(Rows from a figure dataset)
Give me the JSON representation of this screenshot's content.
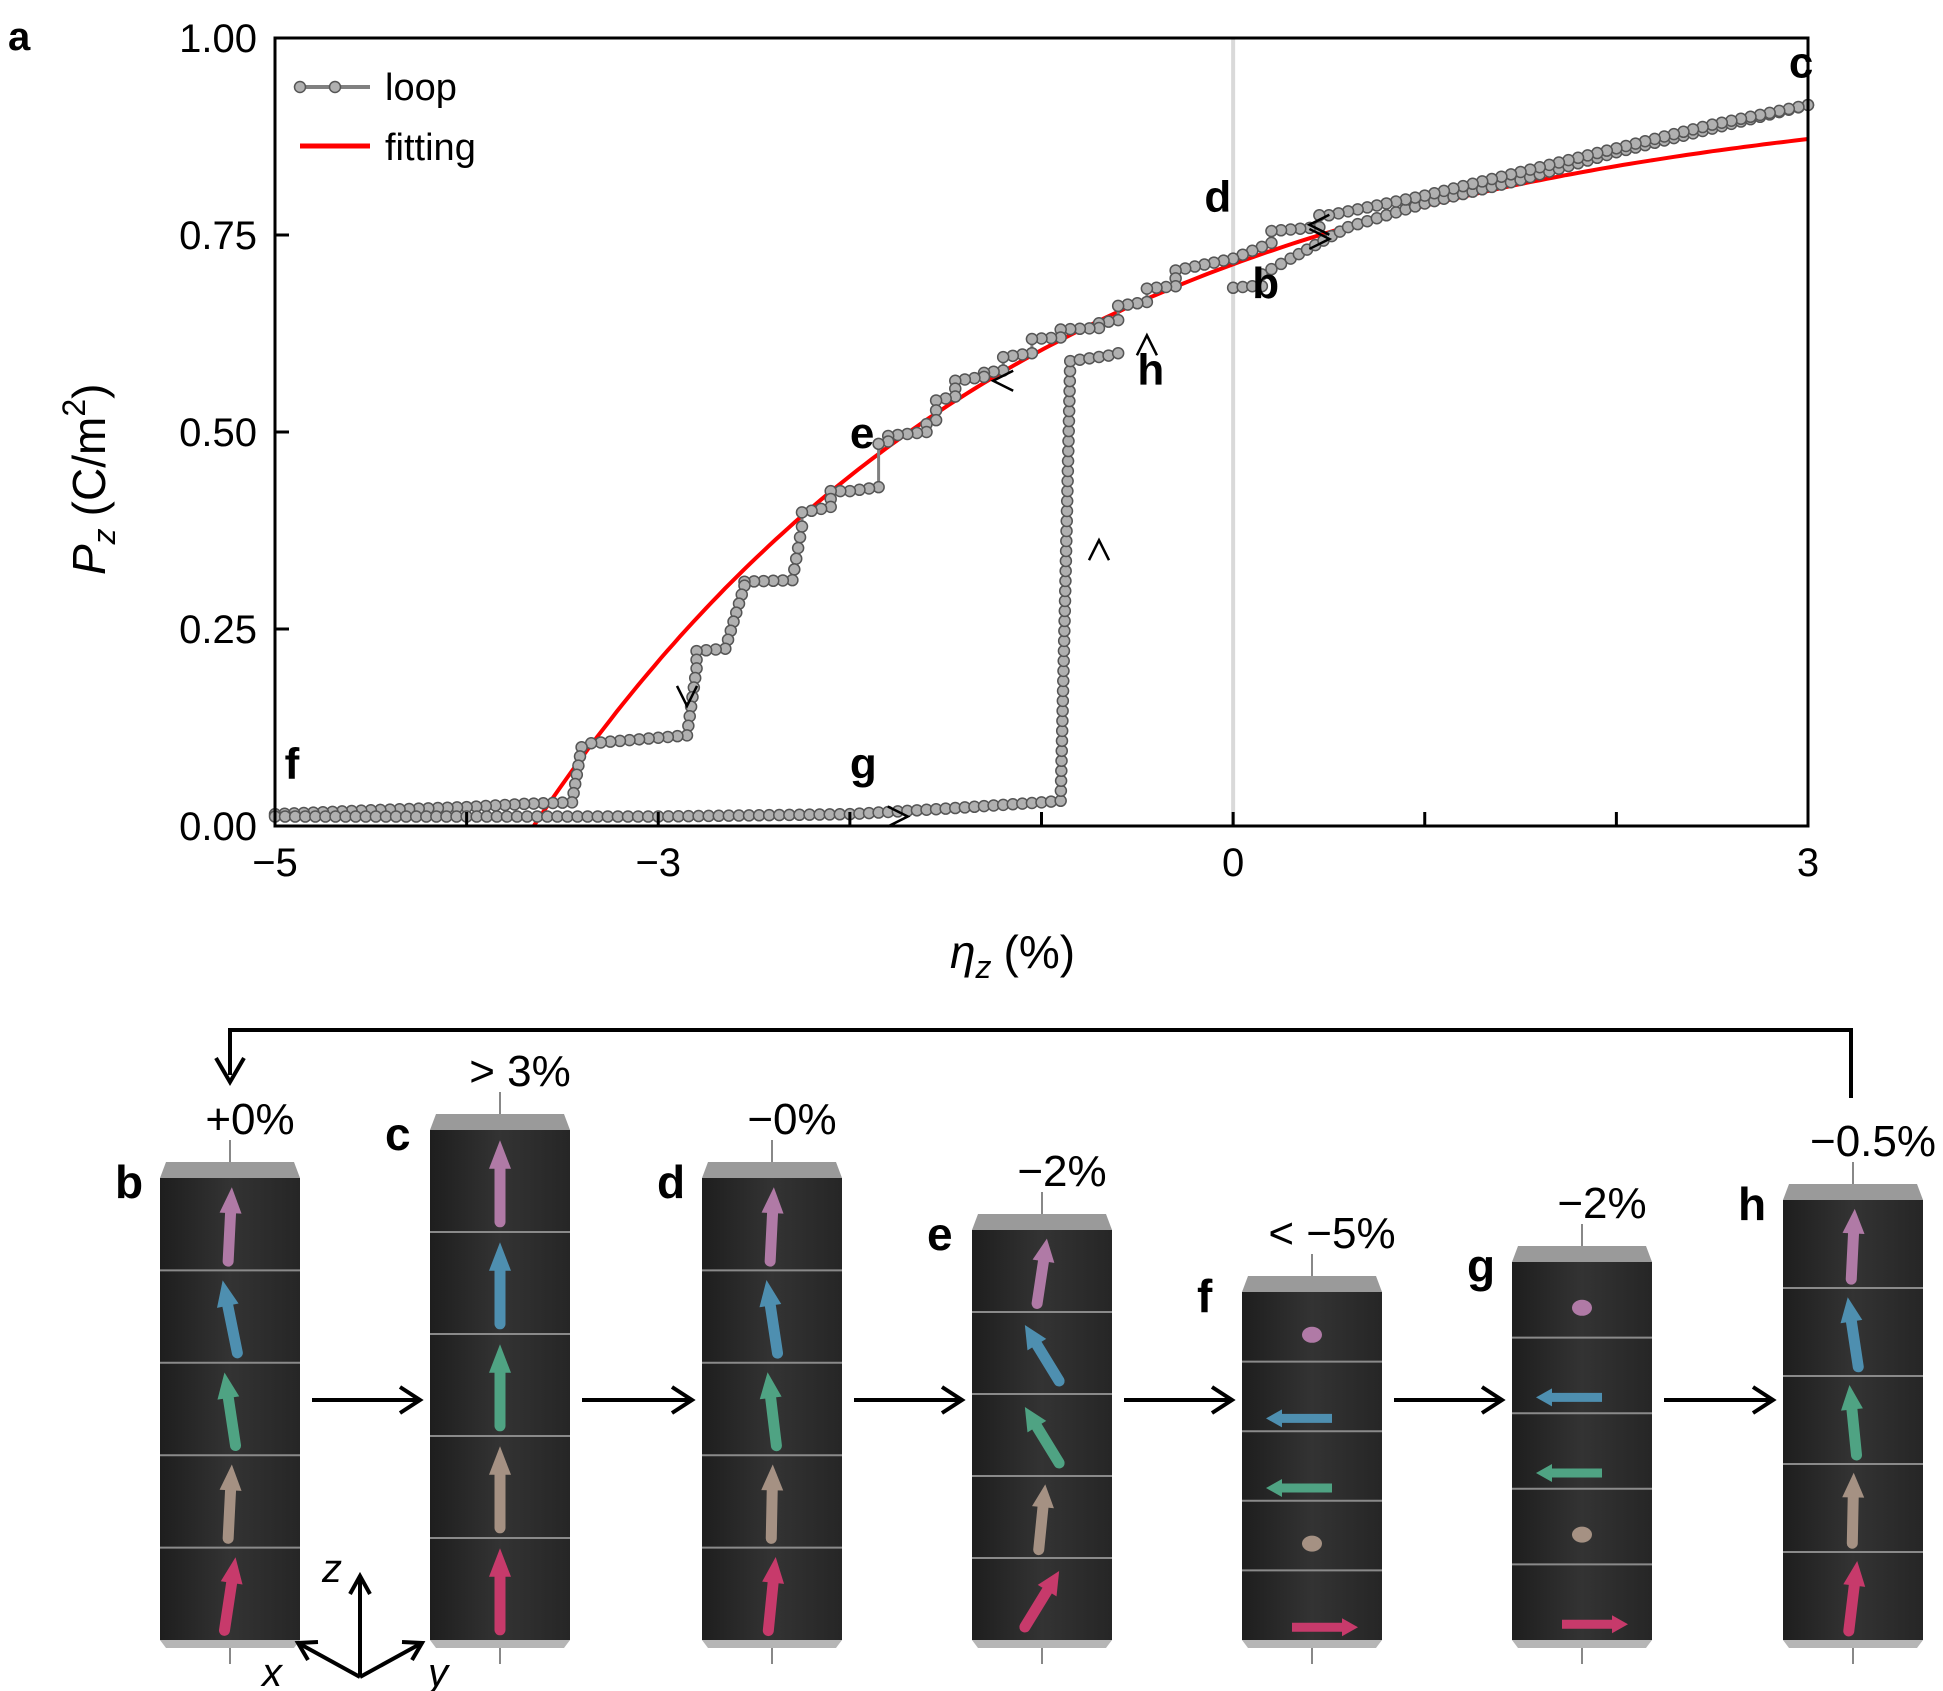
{
  "panel_label": "a",
  "colors": {
    "loop": "#808080",
    "loop_marker_fill": "#b0b0b0",
    "loop_marker_stroke": "#555555",
    "fitting": "#ff0000",
    "zero_line": "#d9d9d9",
    "axis": "#000000",
    "box": "#2b2b2b",
    "arrow_colors": [
      "#b07aa6",
      "#4e8fb0",
      "#4fa383",
      "#a59183",
      "#c73a6b"
    ]
  },
  "chart_data": {
    "type": "line",
    "xlabel_symbol": "η",
    "xlabel_sub": "z",
    "xlabel_unit": "(%)",
    "ylabel_symbol": "P",
    "ylabel_sub": "z",
    "ylabel_unit": "(C/m",
    "ylabel_sup": "2",
    "ylabel_close": ")",
    "xlim": [
      -5,
      3
    ],
    "ylim": [
      0,
      1
    ],
    "x_ticks": [
      -5,
      -3,
      0,
      3
    ],
    "x_tick_labels": [
      "−5",
      "−3",
      "0",
      "3"
    ],
    "x_minor_ticks": [
      -4,
      -2,
      -1,
      1,
      2
    ],
    "y_ticks": [
      0,
      0.25,
      0.5,
      0.75,
      1.0
    ],
    "y_tick_labels": [
      "0.00",
      "0.25",
      "0.50",
      "0.75",
      "1.00"
    ],
    "legend": [
      {
        "key": "loop",
        "label": "loop"
      },
      {
        "key": "fitting",
        "label": "fitting"
      }
    ],
    "legend_position": "top-left",
    "zero_line_x": 0,
    "series": [
      {
        "name": "loop",
        "segments": [
          {
            "name": "b-to-c",
            "points": [
              [
                0,
                0.683
              ],
              [
                0.1,
                0.685
              ],
              [
                0.15,
                0.685
              ],
              [
                0.15,
                0.7
              ],
              [
                0.3,
                0.72
              ],
              [
                0.6,
                0.76
              ],
              [
                1.0,
                0.79
              ],
              [
                1.5,
                0.82
              ],
              [
                2.0,
                0.855
              ],
              [
                2.5,
                0.885
              ],
              [
                3.0,
                0.915
              ]
            ]
          },
          {
            "name": "c-to-f",
            "points": [
              [
                3.0,
                0.915
              ],
              [
                2.5,
                0.89
              ],
              [
                2.0,
                0.86
              ],
              [
                1.5,
                0.83
              ],
              [
                1.0,
                0.8
              ],
              [
                0.5,
                0.775
              ],
              [
                0.45,
                0.775
              ],
              [
                0.45,
                0.76
              ],
              [
                0.2,
                0.755
              ],
              [
                0.2,
                0.74
              ],
              [
                0.0,
                0.72
              ],
              [
                -0.3,
                0.705
              ],
              [
                -0.3,
                0.685
              ],
              [
                -0.45,
                0.682
              ],
              [
                -0.45,
                0.665
              ],
              [
                -0.6,
                0.66
              ],
              [
                -0.6,
                0.642
              ],
              [
                -0.7,
                0.638
              ],
              [
                -0.7,
                0.632
              ],
              [
                -0.9,
                0.63
              ],
              [
                -0.9,
                0.62
              ],
              [
                -1.05,
                0.618
              ],
              [
                -1.05,
                0.6
              ],
              [
                -1.2,
                0.595
              ],
              [
                -1.2,
                0.578
              ],
              [
                -1.3,
                0.575
              ],
              [
                -1.3,
                0.57
              ],
              [
                -1.45,
                0.565
              ],
              [
                -1.45,
                0.545
              ],
              [
                -1.55,
                0.54
              ],
              [
                -1.55,
                0.515
              ],
              [
                -1.6,
                0.51
              ],
              [
                -1.6,
                0.5
              ],
              [
                -1.8,
                0.495
              ],
              [
                -1.8,
                0.488
              ],
              [
                -1.85,
                0.485
              ],
              [
                -1.85,
                0.43
              ],
              [
                -2.0,
                0.425
              ],
              [
                -2.1,
                0.425
              ],
              [
                -2.1,
                0.405
              ],
              [
                -2.2,
                0.4
              ],
              [
                -2.25,
                0.398
              ],
              [
                -2.25,
                0.38
              ],
              [
                -2.3,
                0.312
              ],
              [
                -2.55,
                0.31
              ],
              [
                -2.55,
                0.305
              ],
              [
                -2.65,
                0.225
              ],
              [
                -2.8,
                0.222
              ],
              [
                -2.8,
                0.2
              ],
              [
                -2.85,
                0.115
              ],
              [
                -3.1,
                0.11
              ],
              [
                -3.2,
                0.108
              ],
              [
                -3.35,
                0.105
              ],
              [
                -3.4,
                0.1
              ],
              [
                -3.45,
                0.03
              ],
              [
                -3.7,
                0.028
              ],
              [
                -4.0,
                0.024
              ],
              [
                -4.5,
                0.02
              ],
              [
                -5.0,
                0.015
              ]
            ]
          },
          {
            "name": "f-to-h",
            "points": [
              [
                -5.0,
                0.012
              ],
              [
                -4.0,
                0.012
              ],
              [
                -3.0,
                0.012
              ],
              [
                -2.0,
                0.015
              ],
              [
                -1.5,
                0.022
              ],
              [
                -1.0,
                0.03
              ],
              [
                -0.9,
                0.032
              ],
              [
                -0.85,
                0.59
              ],
              [
                -0.65,
                0.597
              ],
              [
                -0.6,
                0.6
              ]
            ]
          }
        ],
        "arrow_marks": [
          {
            "x": -0.7,
            "y": 0.35,
            "dir": "up"
          },
          {
            "x": -2.85,
            "y": 0.165,
            "dir": "down"
          },
          {
            "x": -1.2,
            "y": 0.565,
            "dir": "left"
          },
          {
            "x": 0.45,
            "y": 0.763,
            "dir": "left"
          },
          {
            "x": 0.45,
            "y": 0.745,
            "dir": "right"
          },
          {
            "x": -1.75,
            "y": 0.012,
            "dir": "right"
          },
          {
            "x": -0.45,
            "y": 0.61,
            "dir": "up"
          }
        ]
      },
      {
        "name": "fitting",
        "function": "0.945*(1-exp(-(x+3.65)/2.6))",
        "x_start": -3.65,
        "x_end": 3
      }
    ],
    "annotations": [
      {
        "label": "c",
        "x": 2.9,
        "y": 0.95
      },
      {
        "label": "d",
        "x": -0.15,
        "y": 0.78
      },
      {
        "label": "b",
        "x": 0.1,
        "y": 0.67
      },
      {
        "label": "h",
        "x": -0.5,
        "y": 0.56
      },
      {
        "label": "e",
        "x": -2.0,
        "y": 0.48
      },
      {
        "label": "f",
        "x": -4.95,
        "y": 0.06
      },
      {
        "label": "g",
        "x": -2.0,
        "y": 0.06
      }
    ]
  },
  "schematic": {
    "loop_back_arrow": "from h to b",
    "axes_labels": {
      "z": "z",
      "x": "x",
      "y": "y"
    },
    "columns": [
      {
        "letter": "b",
        "strain": "+0%",
        "arrows": [
          {
            "t": "up",
            "tilt": 0.05
          },
          {
            "t": "up",
            "tilt": -0.2
          },
          {
            "t": "up",
            "tilt": -0.15
          },
          {
            "t": "up",
            "tilt": 0.05
          },
          {
            "t": "up",
            "tilt": 0.15
          }
        ]
      },
      {
        "letter": "c",
        "strain": "> 3%",
        "arrows": [
          {
            "t": "up",
            "tilt": 0
          },
          {
            "t": "up",
            "tilt": 0
          },
          {
            "t": "up",
            "tilt": 0
          },
          {
            "t": "up",
            "tilt": 0
          },
          {
            "t": "up",
            "tilt": 0
          }
        ]
      },
      {
        "letter": "d",
        "strain": "−0%",
        "arrows": [
          {
            "t": "up",
            "tilt": 0.05
          },
          {
            "t": "up",
            "tilt": -0.15
          },
          {
            "t": "up",
            "tilt": -0.12
          },
          {
            "t": "up",
            "tilt": 0.02
          },
          {
            "t": "up",
            "tilt": 0.1
          }
        ]
      },
      {
        "letter": "e",
        "strain": "−2%",
        "arrows": [
          {
            "t": "up",
            "tilt": 0.15
          },
          {
            "t": "up",
            "tilt": -0.55
          },
          {
            "t": "up",
            "tilt": -0.55
          },
          {
            "t": "up",
            "tilt": 0.1
          },
          {
            "t": "up",
            "tilt": 0.55
          }
        ]
      },
      {
        "letter": "f",
        "strain": "< −5%",
        "arrows": [
          {
            "t": "dot"
          },
          {
            "t": "left"
          },
          {
            "t": "left"
          },
          {
            "t": "dot"
          },
          {
            "t": "right"
          }
        ]
      },
      {
        "letter": "g",
        "strain": "−2%",
        "arrows": [
          {
            "t": "dot"
          },
          {
            "t": "left"
          },
          {
            "t": "left"
          },
          {
            "t": "dot"
          },
          {
            "t": "right"
          }
        ]
      },
      {
        "letter": "h",
        "strain": "−0.5%",
        "arrows": [
          {
            "t": "up",
            "tilt": 0.05
          },
          {
            "t": "up",
            "tilt": -0.15
          },
          {
            "t": "up",
            "tilt": -0.1
          },
          {
            "t": "up",
            "tilt": 0.02
          },
          {
            "t": "up",
            "tilt": 0.12
          }
        ]
      }
    ]
  }
}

-- What to do --
Extract every line containing the string "letter" from the data above.

-- Finished answer --
        "letter": "b",
        "letter": "c",
        "letter": "d",
        "letter": "e",
        "letter": "f",
        "letter": "g",
        "letter": "h",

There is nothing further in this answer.